### [Set task]
Restate the data below word for word. Skip any images it contains.

[Dataset rows]

________________________________________

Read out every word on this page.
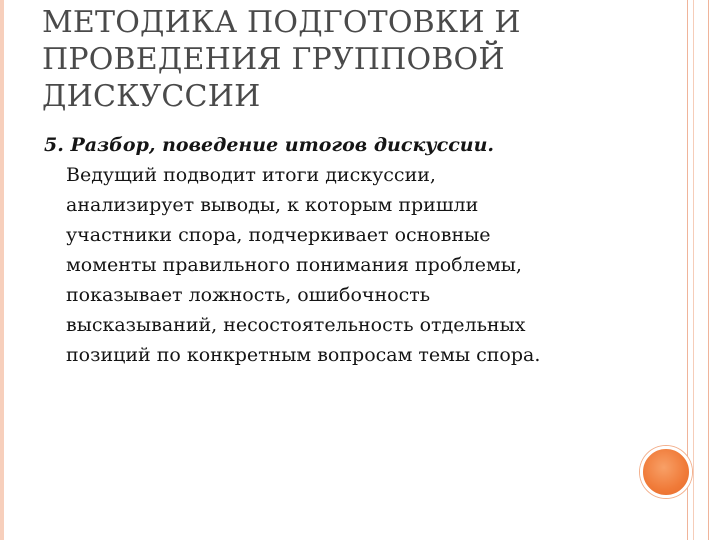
МЕТОДИКА ПОДГОТОВКИ И
ПРОВЕДЕНИЯ ГРУППОВОЙ
ДИСКУССИИ

5. Разбор, поведение итогов дискуссии.

Ведущий подводит итоги дискуссии,
анализирует выводы, к которым пришли
участники спора, подчеркивает основные
моменты правильного понимания проблемы,
показывает ложность, ошибочность
высказываний, несостоятельность отдельных
позиций по конкретным вопросам темы спора.
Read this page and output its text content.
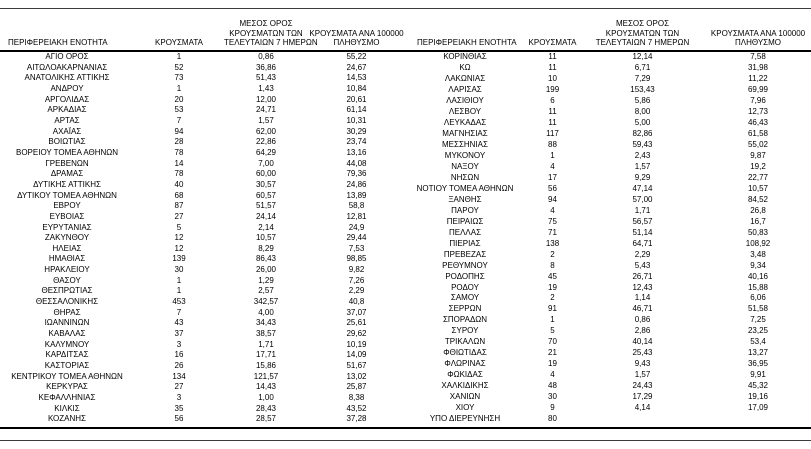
ΠΕΡΙΦΕΡΕΙΑΚΗ ΕΝΟΤΗΤΑ	ΚΡΟΥΣΜΑΤΑ	ΜΕΣΟΣ ΟΡΟΣ
ΚΡΟΥΣΜΑΤΩΝ ΤΩΝ
ΤΕΛΕΥΤΑΙΩΝ 7 ΗΜΕΡΩΝ	ΚΡΟΥΣΜΑΤΑ ΑΝΑ 100000
ΠΛΗΘΥΣΜΟ

ΑΓΙΟ ΟΡΟΣ	1	0,86	55,22
ΑΙΤΩΛΟΑΚΑΡΝΑΝΙΑΣ	52	36,86	24,67
ΑΝΑΤΟΛΙΚΗΣ ΑΤΤΙΚΗΣ	73	51,43	14,53
ΑΝΔΡΟΥ	1	1,43	10,84
ΑΡΓΟΛΙΔΑΣ	20	12,00	20,61
ΑΡΚΑΔΙΑΣ	53	24,71	61,14
ΑΡΤΑΣ	7	1,57	10,31
ΑΧΑΪΑΣ	94	62,00	30,29
ΒΟΙΩΤΙΑΣ	28	22,86	23,74
ΒΟΡΕΙΟΥ ΤΟΜΕΑ ΑΘΗΝΩΝ	78	64,29	13,16
ΓΡΕΒΕΝΩΝ	14	7,00	44,08
ΔΡΑΜΑΣ	78	60,00	79,36
ΔΥΤΙΚΗΣ ΑΤΤΙΚΗΣ	40	30,57	24,86
ΔΥΤΙΚΟΥ ΤΟΜΕΑ ΑΘΗΝΩΝ	68	60,57	13,89
ΕΒΡΟΥ	87	51,57	58,8
ΕΥΒΟΙΑΣ	27	24,14	12,81
ΕΥΡΥΤΑΝΙΑΣ	5	2,14	24,9
ΖΑΚΥΝΘΟΥ	12	10,57	29,44
ΗΛΕΙΑΣ	12	8,29	7,53
ΗΜΑΘΙΑΣ	139	86,43	98,85
ΗΡΑΚΛΕΙΟΥ	30	26,00	9,82
ΘΑΣΟΥ	1	1,29	7,26
ΘΕΣΠΡΩΤΙΑΣ	1	2,57	2,29
ΘΕΣΣΑΛΟΝΙΚΗΣ	453	342,57	40,8
ΘΗΡΑΣ	7	4,00	37,07
ΙΩΑΝΝΙΝΩΝ	43	34,43	25,61
ΚΑΒΑΛΑΣ	37	38,57	29,62
ΚΑΛΥΜΝΟΥ	3	1,71	10,19
ΚΑΡΔΙΤΣΑΣ	16	17,71	14,09
ΚΑΣΤΟΡΙΑΣ	26	15,86	51,67
ΚΕΝΤΡΙΚΟΥ ΤΟΜΕΑ ΑΘΗΝΩΝ	134	121,57	13,02
ΚΕΡΚΥΡΑΣ	27	14,43	25,87
ΚΕΦΑΛΛΗΝΙΑΣ	3	1,00	8,38
ΚΙΛΚΙΣ	35	28,43	43,52
ΚΟΖΑΝΗΣ	56	28,57	37,28
ΠΕΡΙΦΕΡΕΙΑΚΗ ΕΝΟΤΗΤΑ	ΚΡΟΥΣΜΑΤΑ	ΜΕΣΟΣ ΟΡΟΣ
ΚΡΟΥΣΜΑΤΩΝ ΤΩΝ
ΤΕΛΕΥΤΑΙΩΝ 7 ΗΜΕΡΩΝ	ΚΡΟΥΣΜΑΤΑ ΑΝΑ 100000
ΠΛΗΘΥΣΜΟ

ΚΟΡΙΝΘΙΑΣ	11	12,14	7,58
ΚΩ	11	6,71	31,98
ΛΑΚΩΝΙΑΣ	10	7,29	11,22
ΛΑΡΙΣΑΣ	199	153,43	69,99
ΛΑΣΙΘΙΟΥ	6	5,86	7,96
ΛΕΣΒΟΥ	11	8,00	12,73
ΛΕΥΚΑΔΑΣ	11	5,00	46,43
ΜΑΓΝΗΣΙΑΣ	117	82,86	61,58
ΜΕΣΣΗΝΙΑΣ	88	59,43	55,02
ΜΥΚΟΝΟΥ	1	2,43	9,87
ΝΑΞΟΥ	4	1,57	19,2
ΝΗΣΩΝ	17	9,29	22,77
ΝΟΤΙΟΥ ΤΟΜΕΑ ΑΘΗΝΩΝ	56	47,14	10,57
ΞΑΝΘΗΣ	94	57,00	84,52
ΠΑΡΟΥ	4	1,71	26,8
ΠΕΙΡΑΙΩΣ	75	56,57	16,7
ΠΕΛΛΑΣ	71	51,14	50,83
ΠΙΕΡΙΑΣ	138	64,71	108,92
ΠΡΕΒΕΖΑΣ	2	2,29	3,48
ΡΕΘΥΜΝΟΥ	8	5,43	9,34
ΡΟΔΟΠΗΣ	45	26,71	40,16
ΡΟΔΟΥ	19	12,43	15,88
ΣΑΜΟΥ	2	1,14	6,06
ΣΕΡΡΩΝ	91	46,71	51,58
ΣΠΟΡΑΔΩΝ	1	0,86	7,25
ΣΥΡΟΥ	5	2,86	23,25
ΤΡΙΚΑΛΩΝ	70	40,14	53,4
ΦΘΙΩΤΙΔΑΣ	21	25,43	13,27
ΦΛΩΡΙΝΑΣ	19	9,43	36,95
ΦΩΚΙΔΑΣ	4	1,57	9,91
ΧΑΛΚΙΔΙΚΗΣ	48	24,43	45,32
ΧΑΝΙΩΝ	30	17,29	19,16
ΧΙΟΥ	9	4,14	17,09
ΥΠΟ ΔΙΕΡΕΥΝΗΣΗ	80		
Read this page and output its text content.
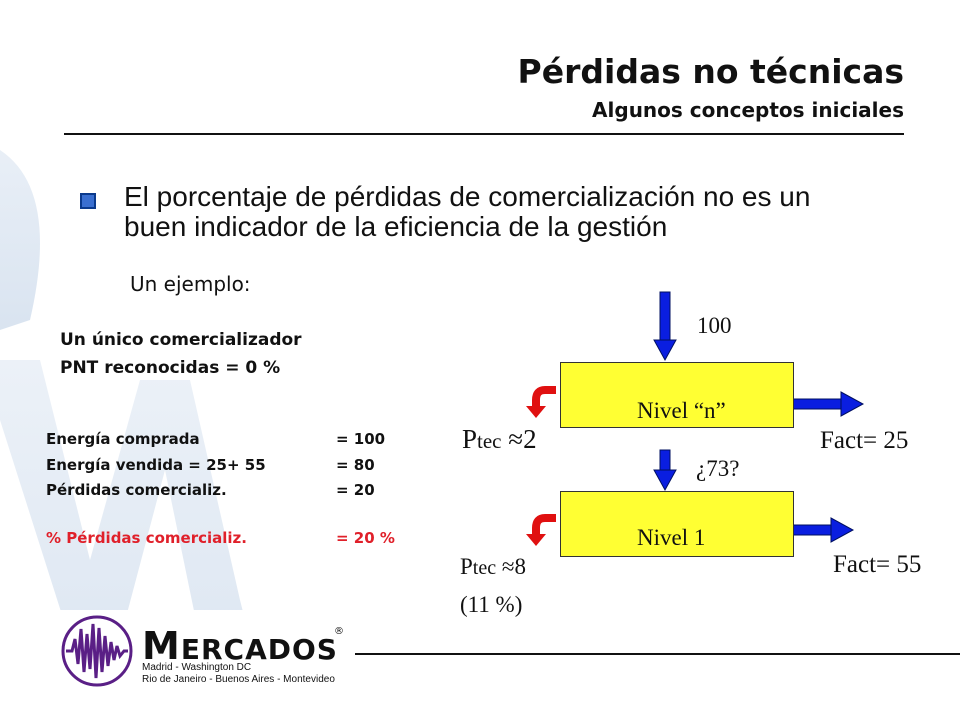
Pérdidas no técnicas
Algunos conceptos iniciales
El porcentaje de pérdidas de comercialización no es un
buen indicador de la eficiencia de la gestión
Un ejemplo:
Un único comercializador
PNT reconocidas = 0 %
Energía comprada	= 100
Energía vendida = 25+ 55	= 80
Pérdidas comercializ.	= 20
% Pérdidas comercializ.	= 20 %
100
Nivel “n”
¿73?
Nivel 1
Ptec ≈2
Ptec ≈8
(11 %)
Fact= 25
Fact= 55
MERCADOS
®
Madrid - Washington DC
Rio de Janeiro - Buenos Aires - Montevideo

________________________________________

### [Completed task]
Read out every word on this page.
МЕТОДИКА ПОДГОТОВКИ И
ПРОВЕДЕНИЯ ГРУППОВОЙ
ДИСКУССИИ

5. Разбор, поведение итогов дискуссии.

Ведущий подводит итоги дискуссии,
анализирует выводы, к которым пришли
участники спора, подчеркивает основные
моменты правильного понимания проблемы,
показывает ложность, ошибочность
высказываний, несостоятельность отдельных
позиций по конкретным вопросам темы спора.
Read this page and output its text content.
ΠΕΡΙΦΕΡΕΙΑΚΗ ΕΝΟΤΗΤΑ	ΚΡΟΥΣΜΑΤΑ	ΜΕΣΟΣ ΟΡΟΣ
ΚΡΟΥΣΜΑΤΩΝ ΤΩΝ
ΤΕΛΕΥΤΑΙΩΝ 7 ΗΜΕΡΩΝ	ΚΡΟΥΣΜΑΤΑ ΑΝΑ 100000
ΠΛΗΘΥΣΜΟ

ΑΓΙΟ ΟΡΟΣ	1	0,86	55,22
ΑΙΤΩΛΟΑΚΑΡΝΑΝΙΑΣ	52	36,86	24,67
ΑΝΑΤΟΛΙΚΗΣ ΑΤΤΙΚΗΣ	73	51,43	14,53
ΑΝΔΡΟΥ	1	1,43	10,84
ΑΡΓΟΛΙΔΑΣ	20	12,00	20,61
ΑΡΚΑΔΙΑΣ	53	24,71	61,14
ΑΡΤΑΣ	7	1,57	10,31
ΑΧΑΪΑΣ	94	62,00	30,29
ΒΟΙΩΤΙΑΣ	28	22,86	23,74
ΒΟΡΕΙΟΥ ΤΟΜΕΑ ΑΘΗΝΩΝ	78	64,29	13,16
ΓΡΕΒΕΝΩΝ	14	7,00	44,08
ΔΡΑΜΑΣ	78	60,00	79,36
ΔΥΤΙΚΗΣ ΑΤΤΙΚΗΣ	40	30,57	24,86
ΔΥΤΙΚΟΥ ΤΟΜΕΑ ΑΘΗΝΩΝ	68	60,57	13,89
ΕΒΡΟΥ	87	51,57	58,8
ΕΥΒΟΙΑΣ	27	24,14	12,81
ΕΥΡΥΤΑΝΙΑΣ	5	2,14	24,9
ΖΑΚΥΝΘΟΥ	12	10,57	29,44
ΗΛΕΙΑΣ	12	8,29	7,53
ΗΜΑΘΙΑΣ	139	86,43	98,85
ΗΡΑΚΛΕΙΟΥ	30	26,00	9,82
ΘΑΣΟΥ	1	1,29	7,26
ΘΕΣΠΡΩΤΙΑΣ	1	2,57	2,29
ΘΕΣΣΑΛΟΝΙΚΗΣ	453	342,57	40,8
ΘΗΡΑΣ	7	4,00	37,07
ΙΩΑΝΝΙΝΩΝ	43	34,43	25,61
ΚΑΒΑΛΑΣ	37	38,57	29,62
ΚΑΛΥΜΝΟΥ	3	1,71	10,19
ΚΑΡΔΙΤΣΑΣ	16	17,71	14,09
ΚΑΣΤΟΡΙΑΣ	26	15,86	51,67
ΚΕΝΤΡΙΚΟΥ ΤΟΜΕΑ ΑΘΗΝΩΝ	134	121,57	13,02
ΚΕΡΚΥΡΑΣ	27	14,43	25,87
ΚΕΦΑΛΛΗΝΙΑΣ	3	1,00	8,38
ΚΙΛΚΙΣ	35	28,43	43,52
ΚΟΖΑΝΗΣ	56	28,57	37,28
ΠΕΡΙΦΕΡΕΙΑΚΗ ΕΝΟΤΗΤΑ	ΚΡΟΥΣΜΑΤΑ	ΜΕΣΟΣ ΟΡΟΣ
ΚΡΟΥΣΜΑΤΩΝ ΤΩΝ
ΤΕΛΕΥΤΑΙΩΝ 7 ΗΜΕΡΩΝ	ΚΡΟΥΣΜΑΤΑ ΑΝΑ 100000
ΠΛΗΘΥΣΜΟ

ΚΟΡΙΝΘΙΑΣ	11	12,14	7,58
ΚΩ	11	6,71	31,98
ΛΑΚΩΝΙΑΣ	10	7,29	11,22
ΛΑΡΙΣΑΣ	199	153,43	69,99
ΛΑΣΙΘΙΟΥ	6	5,86	7,96
ΛΕΣΒΟΥ	11	8,00	12,73
ΛΕΥΚΑΔΑΣ	11	5,00	46,43
ΜΑΓΝΗΣΙΑΣ	117	82,86	61,58
ΜΕΣΣΗΝΙΑΣ	88	59,43	55,02
ΜΥΚΟΝΟΥ	1	2,43	9,87
ΝΑΞΟΥ	4	1,57	19,2
ΝΗΣΩΝ	17	9,29	22,77
ΝΟΤΙΟΥ ΤΟΜΕΑ ΑΘΗΝΩΝ	56	47,14	10,57
ΞΑΝΘΗΣ	94	57,00	84,52
ΠΑΡΟΥ	4	1,71	26,8
ΠΕΙΡΑΙΩΣ	75	56,57	16,7
ΠΕΛΛΑΣ	71	51,14	50,83
ΠΙΕΡΙΑΣ	138	64,71	108,92
ΠΡΕΒΕΖΑΣ	2	2,29	3,48
ΡΕΘΥΜΝΟΥ	8	5,43	9,34
ΡΟΔΟΠΗΣ	45	26,71	40,16
ΡΟΔΟΥ	19	12,43	15,88
ΣΑΜΟΥ	2	1,14	6,06
ΣΕΡΡΩΝ	91	46,71	51,58
ΣΠΟΡΑΔΩΝ	1	0,86	7,25
ΣΥΡΟΥ	5	2,86	23,25
ΤΡΙΚΑΛΩΝ	70	40,14	53,4
ΦΘΙΩΤΙΔΑΣ	21	25,43	13,27
ΦΛΩΡΙΝΑΣ	19	9,43	36,95
ΦΩΚΙΔΑΣ	4	1,57	9,91
ΧΑΛΚΙΔΙΚΗΣ	48	24,43	45,32
ΧΑΝΙΩΝ	30	17,29	19,16
ΧΙΟΥ	9	4,14	17,09
ΥΠΟ ΔΙΕΡΕΥΝΗΣΗ	80		
Read this page and output its text content.
Pérdidas no técnicas
Algunos conceptos iniciales
El porcentaje de pérdidas de comercialización no es un
buen indicador de la eficiencia de la gestión
Un ejemplo:
Un único comercializador
PNT reconocidas = 0 %
Energía comprada	= 100
Energía vendida = 25+ 55	= 80
Pérdidas comercializ.	= 20
% Pérdidas comercializ.	= 20 %
100
Nivel “n”
¿73?
Nivel 1
Ptec ≈2
Ptec ≈8
(11 %)
Fact= 25
Fact= 55
MERCADOS
®
Madrid - Washington DC
Rio de Janeiro - Buenos Aires - Montevideo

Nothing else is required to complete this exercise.